- Instructions to follow -
From the entries that follow, gather each line holding the word "marker".

[Some records]
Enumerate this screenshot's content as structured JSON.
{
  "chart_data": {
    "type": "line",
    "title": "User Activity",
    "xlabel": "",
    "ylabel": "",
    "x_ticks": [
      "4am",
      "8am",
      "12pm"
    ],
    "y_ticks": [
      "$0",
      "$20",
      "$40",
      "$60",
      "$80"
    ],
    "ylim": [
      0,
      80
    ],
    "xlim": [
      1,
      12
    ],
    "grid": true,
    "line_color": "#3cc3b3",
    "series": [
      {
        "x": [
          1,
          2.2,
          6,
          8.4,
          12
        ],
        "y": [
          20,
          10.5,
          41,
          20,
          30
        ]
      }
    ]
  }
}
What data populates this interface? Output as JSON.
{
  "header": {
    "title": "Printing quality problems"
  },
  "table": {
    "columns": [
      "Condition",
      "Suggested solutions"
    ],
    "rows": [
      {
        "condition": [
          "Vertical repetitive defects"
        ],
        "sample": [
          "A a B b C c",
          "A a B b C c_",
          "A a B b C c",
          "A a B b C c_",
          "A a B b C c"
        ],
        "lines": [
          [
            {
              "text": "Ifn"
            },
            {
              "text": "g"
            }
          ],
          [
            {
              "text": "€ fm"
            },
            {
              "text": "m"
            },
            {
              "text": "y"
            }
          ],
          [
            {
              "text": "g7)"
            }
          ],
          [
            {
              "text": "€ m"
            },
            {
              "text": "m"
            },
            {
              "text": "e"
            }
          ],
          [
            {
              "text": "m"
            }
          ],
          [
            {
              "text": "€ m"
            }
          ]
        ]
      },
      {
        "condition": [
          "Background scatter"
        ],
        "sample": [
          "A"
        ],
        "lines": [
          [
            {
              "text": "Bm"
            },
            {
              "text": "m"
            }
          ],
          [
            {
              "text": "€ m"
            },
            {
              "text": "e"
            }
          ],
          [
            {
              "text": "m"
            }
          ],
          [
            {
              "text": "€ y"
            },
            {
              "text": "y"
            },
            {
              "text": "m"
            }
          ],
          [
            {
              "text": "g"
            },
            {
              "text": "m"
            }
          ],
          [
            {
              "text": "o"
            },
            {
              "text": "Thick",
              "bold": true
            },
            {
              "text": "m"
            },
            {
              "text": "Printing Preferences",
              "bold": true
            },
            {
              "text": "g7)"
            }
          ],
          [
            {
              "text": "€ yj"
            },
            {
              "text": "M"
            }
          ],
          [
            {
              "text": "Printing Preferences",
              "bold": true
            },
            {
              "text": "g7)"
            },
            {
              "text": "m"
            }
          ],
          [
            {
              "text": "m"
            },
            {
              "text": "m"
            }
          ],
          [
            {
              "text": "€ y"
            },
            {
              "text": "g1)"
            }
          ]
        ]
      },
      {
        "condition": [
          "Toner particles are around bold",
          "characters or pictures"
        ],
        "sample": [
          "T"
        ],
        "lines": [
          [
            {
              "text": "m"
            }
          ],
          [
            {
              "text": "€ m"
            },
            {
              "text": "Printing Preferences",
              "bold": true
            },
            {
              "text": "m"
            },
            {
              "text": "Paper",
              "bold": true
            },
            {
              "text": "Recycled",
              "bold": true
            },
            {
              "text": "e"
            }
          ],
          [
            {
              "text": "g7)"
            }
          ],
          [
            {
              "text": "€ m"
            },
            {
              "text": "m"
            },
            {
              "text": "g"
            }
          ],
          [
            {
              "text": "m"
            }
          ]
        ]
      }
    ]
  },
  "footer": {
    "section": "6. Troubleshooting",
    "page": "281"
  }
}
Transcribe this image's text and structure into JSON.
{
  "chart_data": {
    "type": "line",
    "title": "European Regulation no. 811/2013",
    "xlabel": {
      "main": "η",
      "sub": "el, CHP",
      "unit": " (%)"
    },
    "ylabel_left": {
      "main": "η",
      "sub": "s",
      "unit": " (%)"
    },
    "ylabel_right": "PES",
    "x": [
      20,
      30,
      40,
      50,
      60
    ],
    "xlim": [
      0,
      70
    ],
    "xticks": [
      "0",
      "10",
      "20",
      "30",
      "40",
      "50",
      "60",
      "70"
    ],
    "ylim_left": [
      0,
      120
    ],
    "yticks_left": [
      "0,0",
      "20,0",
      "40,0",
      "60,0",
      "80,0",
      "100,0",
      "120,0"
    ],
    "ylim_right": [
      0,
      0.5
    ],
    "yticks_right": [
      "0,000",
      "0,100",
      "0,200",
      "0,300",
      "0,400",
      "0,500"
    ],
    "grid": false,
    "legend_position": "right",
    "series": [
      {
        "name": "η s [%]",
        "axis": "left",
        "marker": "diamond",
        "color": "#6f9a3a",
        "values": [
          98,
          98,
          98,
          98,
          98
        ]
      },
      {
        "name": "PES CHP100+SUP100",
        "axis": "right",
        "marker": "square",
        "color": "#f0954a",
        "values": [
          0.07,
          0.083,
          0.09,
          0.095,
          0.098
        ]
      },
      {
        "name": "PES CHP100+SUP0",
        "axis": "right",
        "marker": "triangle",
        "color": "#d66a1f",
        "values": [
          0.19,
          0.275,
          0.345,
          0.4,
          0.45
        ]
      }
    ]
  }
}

- Expected answer -
        "marker": "diamond",
        "marker": "square",
        "marker": "triangle",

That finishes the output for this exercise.